What you have to do »
Look for the string "delay" and copy every line that has it.
----- Records for processing -----
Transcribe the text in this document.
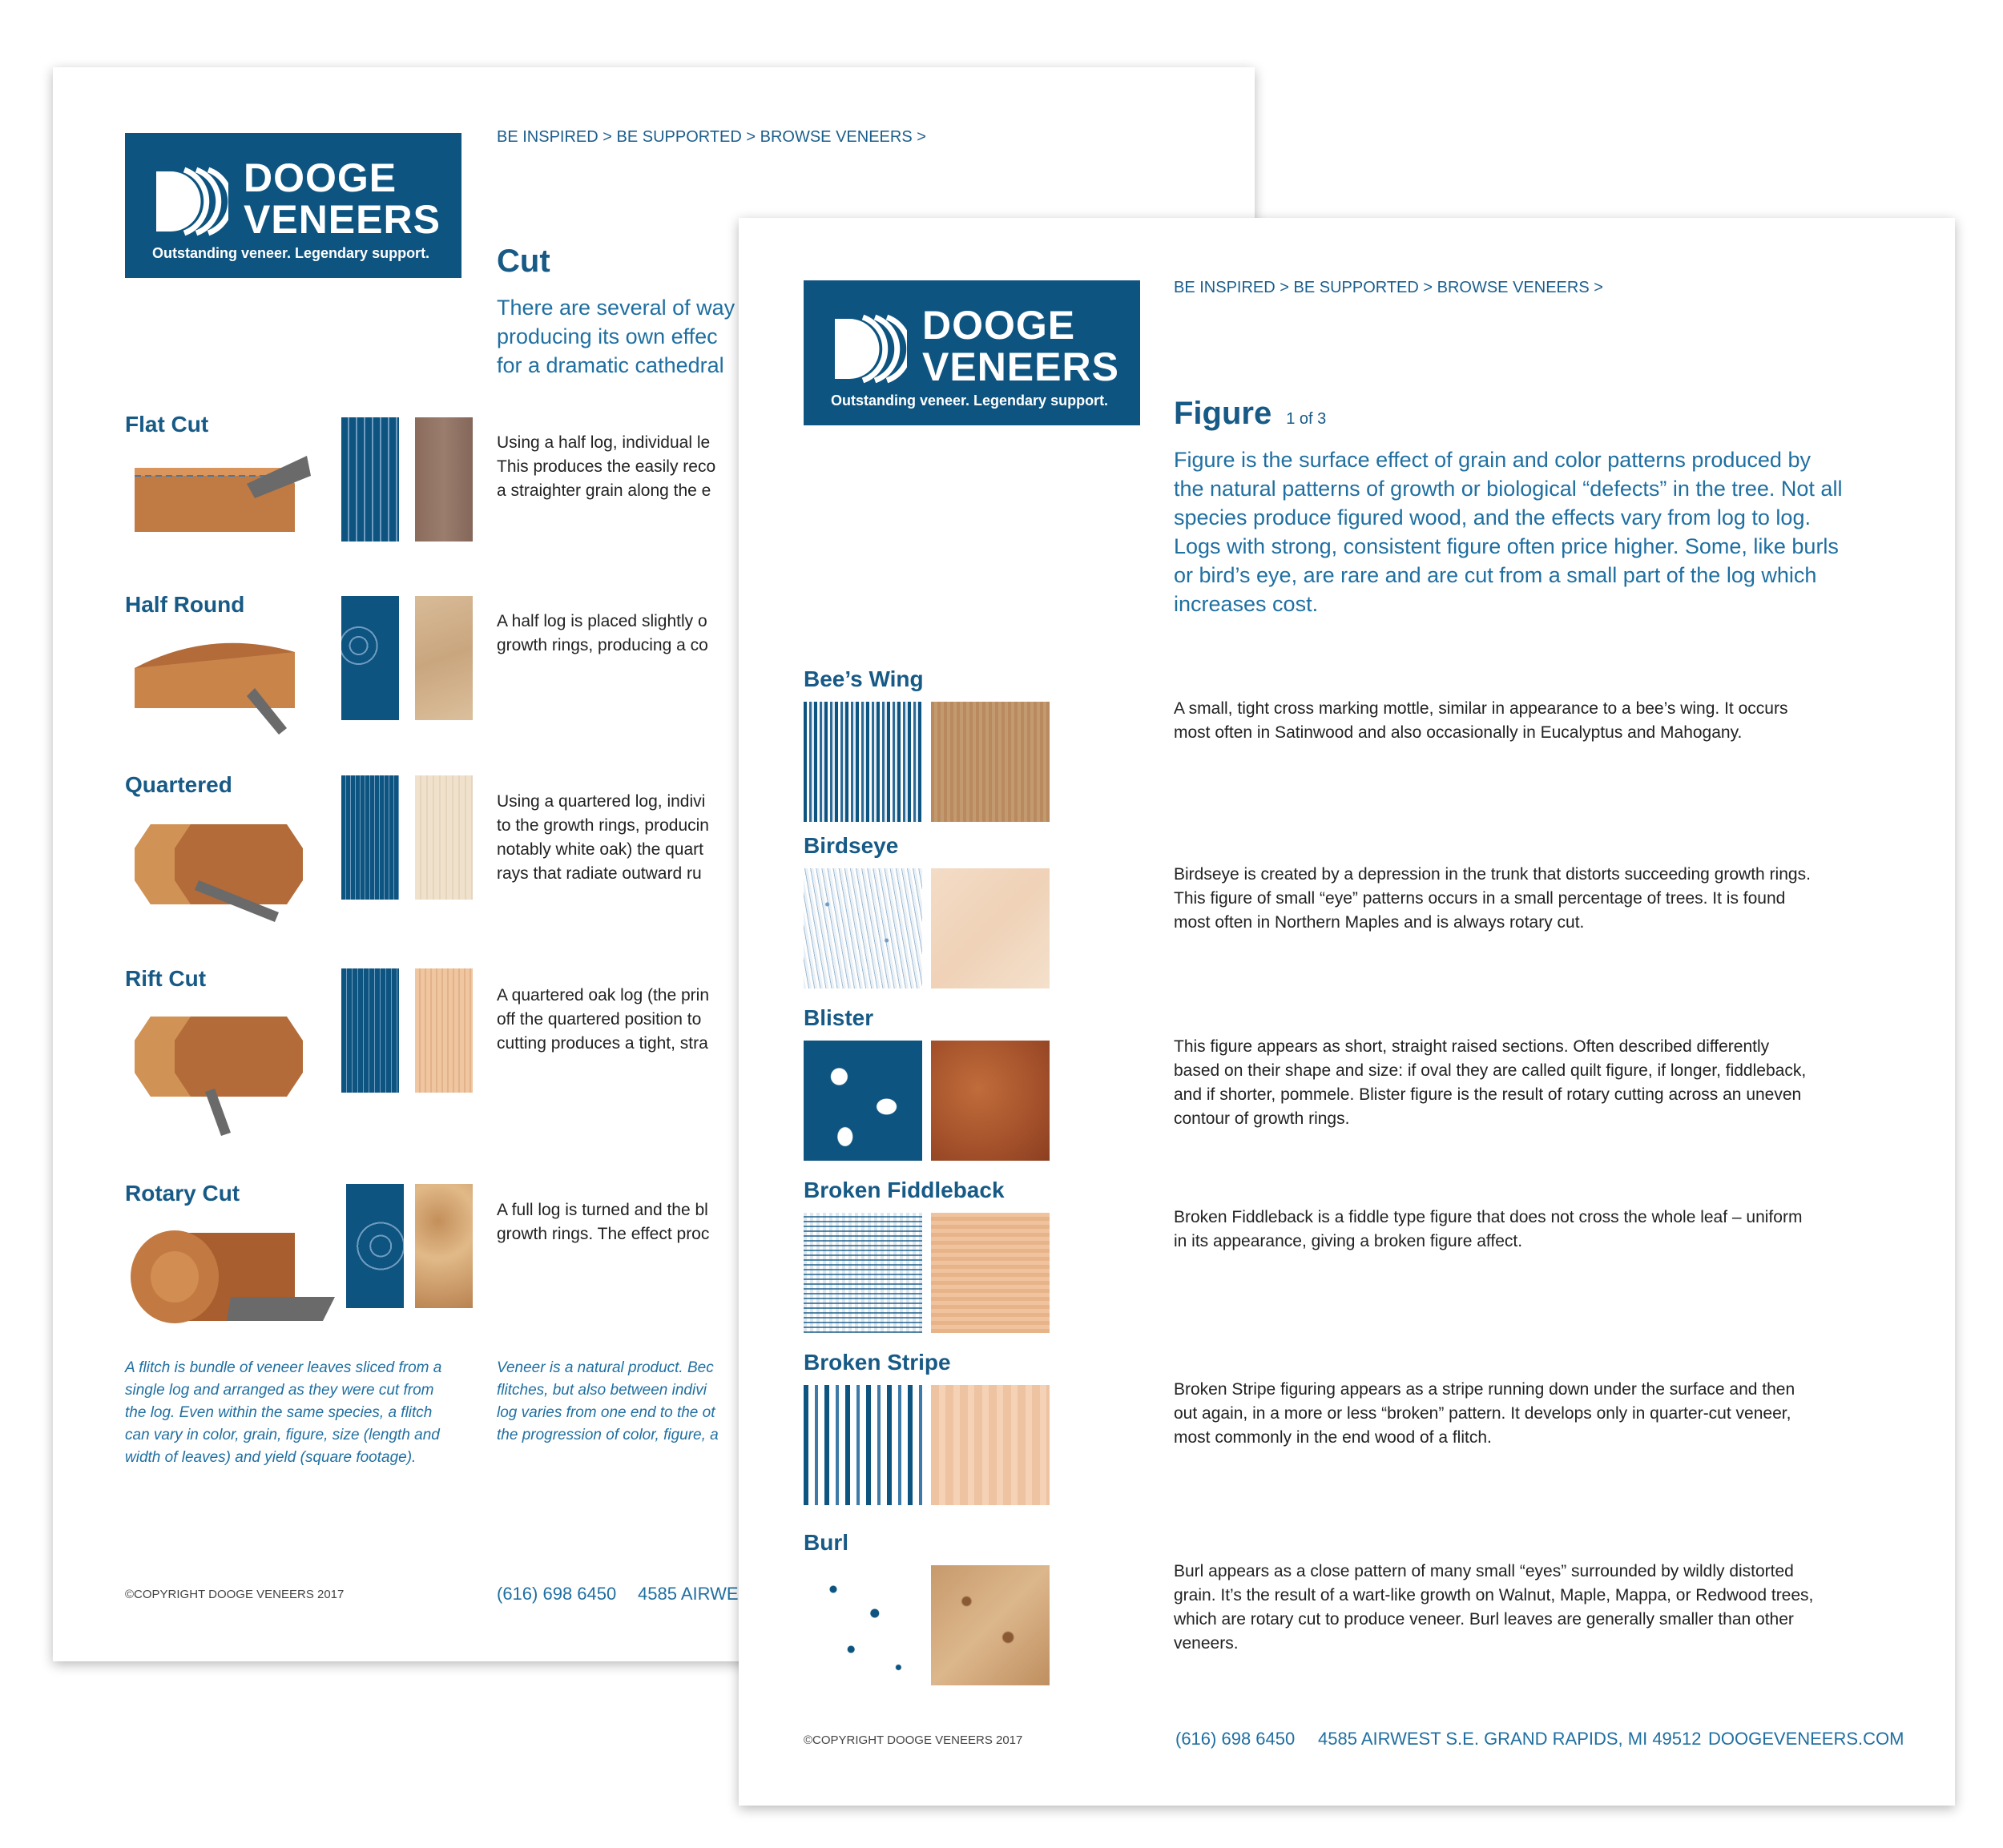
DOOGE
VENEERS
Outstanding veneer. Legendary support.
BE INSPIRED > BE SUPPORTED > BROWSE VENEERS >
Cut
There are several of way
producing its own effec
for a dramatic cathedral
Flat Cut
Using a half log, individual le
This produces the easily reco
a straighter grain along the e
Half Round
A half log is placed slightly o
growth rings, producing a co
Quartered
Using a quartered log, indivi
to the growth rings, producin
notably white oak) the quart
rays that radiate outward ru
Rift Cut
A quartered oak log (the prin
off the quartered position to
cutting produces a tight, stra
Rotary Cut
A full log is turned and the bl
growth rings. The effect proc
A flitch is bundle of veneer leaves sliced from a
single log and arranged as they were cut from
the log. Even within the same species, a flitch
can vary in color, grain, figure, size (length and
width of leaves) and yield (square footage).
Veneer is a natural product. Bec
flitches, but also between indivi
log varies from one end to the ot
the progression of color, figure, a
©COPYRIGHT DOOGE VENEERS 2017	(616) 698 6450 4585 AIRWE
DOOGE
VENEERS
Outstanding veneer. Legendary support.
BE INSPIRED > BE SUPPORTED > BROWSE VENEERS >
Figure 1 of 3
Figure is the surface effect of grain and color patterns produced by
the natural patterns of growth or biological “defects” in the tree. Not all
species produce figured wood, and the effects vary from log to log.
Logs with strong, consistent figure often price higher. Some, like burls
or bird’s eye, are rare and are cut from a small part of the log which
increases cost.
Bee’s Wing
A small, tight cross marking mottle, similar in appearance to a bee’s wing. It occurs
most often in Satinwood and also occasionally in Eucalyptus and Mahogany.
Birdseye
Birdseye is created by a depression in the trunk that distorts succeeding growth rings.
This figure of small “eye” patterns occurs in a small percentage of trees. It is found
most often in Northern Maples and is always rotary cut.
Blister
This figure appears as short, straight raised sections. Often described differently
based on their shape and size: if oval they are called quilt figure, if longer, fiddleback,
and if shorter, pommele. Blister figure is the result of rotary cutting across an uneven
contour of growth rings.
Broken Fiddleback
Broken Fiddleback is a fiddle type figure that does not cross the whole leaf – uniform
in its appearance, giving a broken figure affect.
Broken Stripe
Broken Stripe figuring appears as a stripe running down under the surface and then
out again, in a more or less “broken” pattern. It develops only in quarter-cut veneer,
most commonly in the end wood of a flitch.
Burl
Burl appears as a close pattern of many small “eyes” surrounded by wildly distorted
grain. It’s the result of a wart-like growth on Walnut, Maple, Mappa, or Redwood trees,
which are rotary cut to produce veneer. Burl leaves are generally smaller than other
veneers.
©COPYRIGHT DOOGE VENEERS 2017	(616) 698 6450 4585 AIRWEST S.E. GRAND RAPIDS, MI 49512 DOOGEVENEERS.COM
-----
----- Records for processing -----
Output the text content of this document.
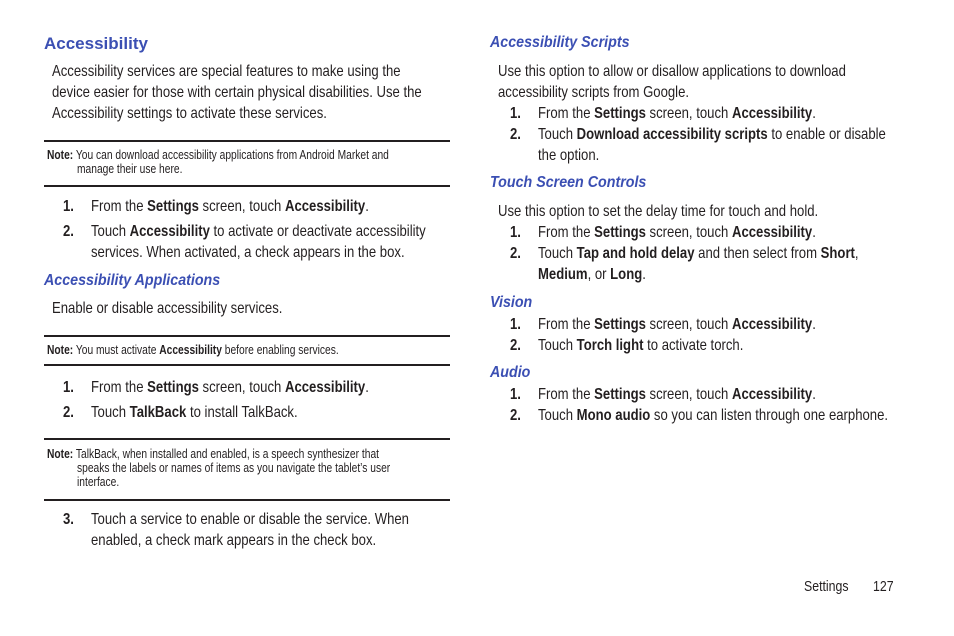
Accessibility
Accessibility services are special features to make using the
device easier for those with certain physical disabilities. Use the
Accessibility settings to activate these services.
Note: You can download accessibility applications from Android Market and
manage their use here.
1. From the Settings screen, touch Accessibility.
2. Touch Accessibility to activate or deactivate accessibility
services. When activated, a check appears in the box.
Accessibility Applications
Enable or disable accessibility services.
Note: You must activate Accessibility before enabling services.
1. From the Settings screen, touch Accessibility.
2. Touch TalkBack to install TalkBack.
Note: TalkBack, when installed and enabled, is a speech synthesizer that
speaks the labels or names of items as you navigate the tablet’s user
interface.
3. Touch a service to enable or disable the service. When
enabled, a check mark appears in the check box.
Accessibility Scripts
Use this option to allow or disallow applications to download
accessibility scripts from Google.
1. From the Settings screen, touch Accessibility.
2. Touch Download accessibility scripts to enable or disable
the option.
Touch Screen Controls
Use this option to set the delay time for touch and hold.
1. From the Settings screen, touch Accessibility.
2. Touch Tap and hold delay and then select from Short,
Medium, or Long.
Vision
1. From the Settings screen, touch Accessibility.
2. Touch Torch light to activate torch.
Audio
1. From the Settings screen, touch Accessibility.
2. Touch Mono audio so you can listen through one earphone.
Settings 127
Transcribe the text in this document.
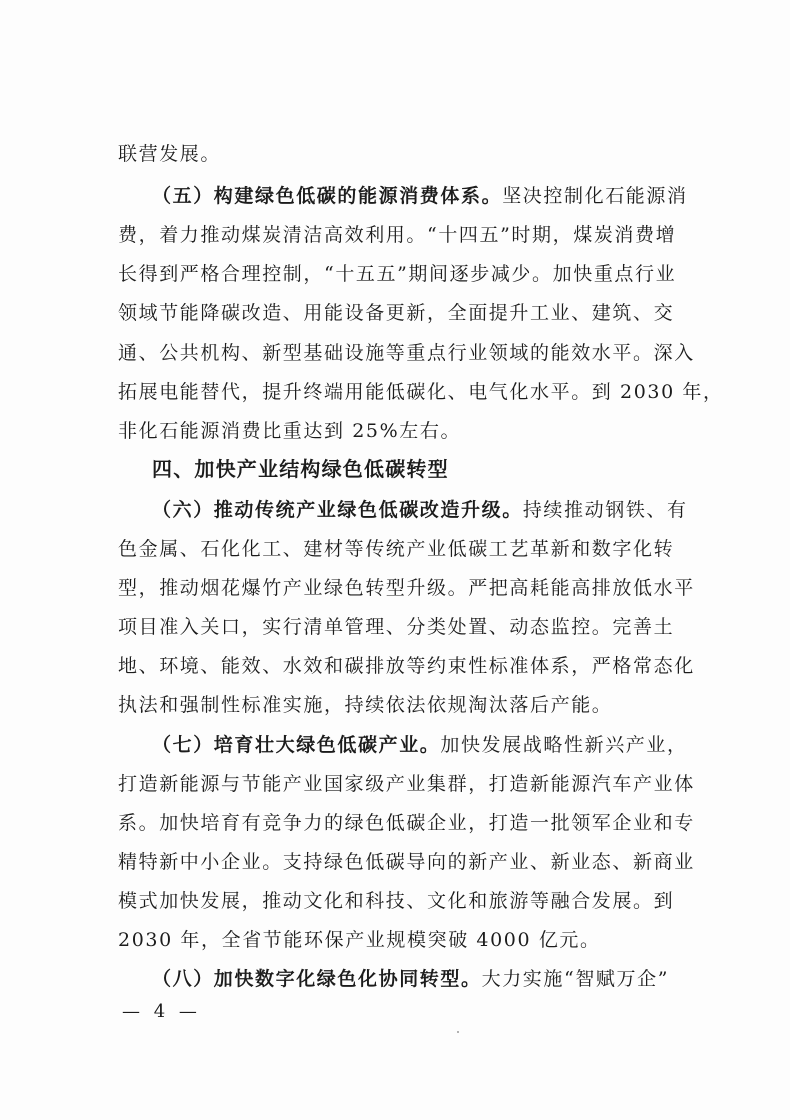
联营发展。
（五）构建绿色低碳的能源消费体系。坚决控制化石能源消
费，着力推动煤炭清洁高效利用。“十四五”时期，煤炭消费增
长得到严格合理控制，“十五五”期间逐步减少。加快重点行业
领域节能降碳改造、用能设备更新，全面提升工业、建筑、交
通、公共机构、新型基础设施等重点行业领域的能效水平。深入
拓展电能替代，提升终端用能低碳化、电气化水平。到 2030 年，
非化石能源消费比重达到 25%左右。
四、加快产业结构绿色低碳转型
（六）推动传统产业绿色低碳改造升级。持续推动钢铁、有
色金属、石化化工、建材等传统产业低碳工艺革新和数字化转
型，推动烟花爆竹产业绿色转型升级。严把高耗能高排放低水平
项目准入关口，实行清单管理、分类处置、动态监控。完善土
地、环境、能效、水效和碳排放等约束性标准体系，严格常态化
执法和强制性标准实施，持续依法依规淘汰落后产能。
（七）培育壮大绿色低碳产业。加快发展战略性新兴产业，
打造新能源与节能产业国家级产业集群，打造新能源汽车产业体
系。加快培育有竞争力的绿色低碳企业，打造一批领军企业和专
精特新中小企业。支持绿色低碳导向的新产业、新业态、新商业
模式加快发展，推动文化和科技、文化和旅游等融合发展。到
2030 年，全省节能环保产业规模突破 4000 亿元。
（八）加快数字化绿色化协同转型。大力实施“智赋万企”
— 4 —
-----
Task solution »
Use this option to set the delay time for touch and hold.
2. Touch Tap and hold delay and then select from Short,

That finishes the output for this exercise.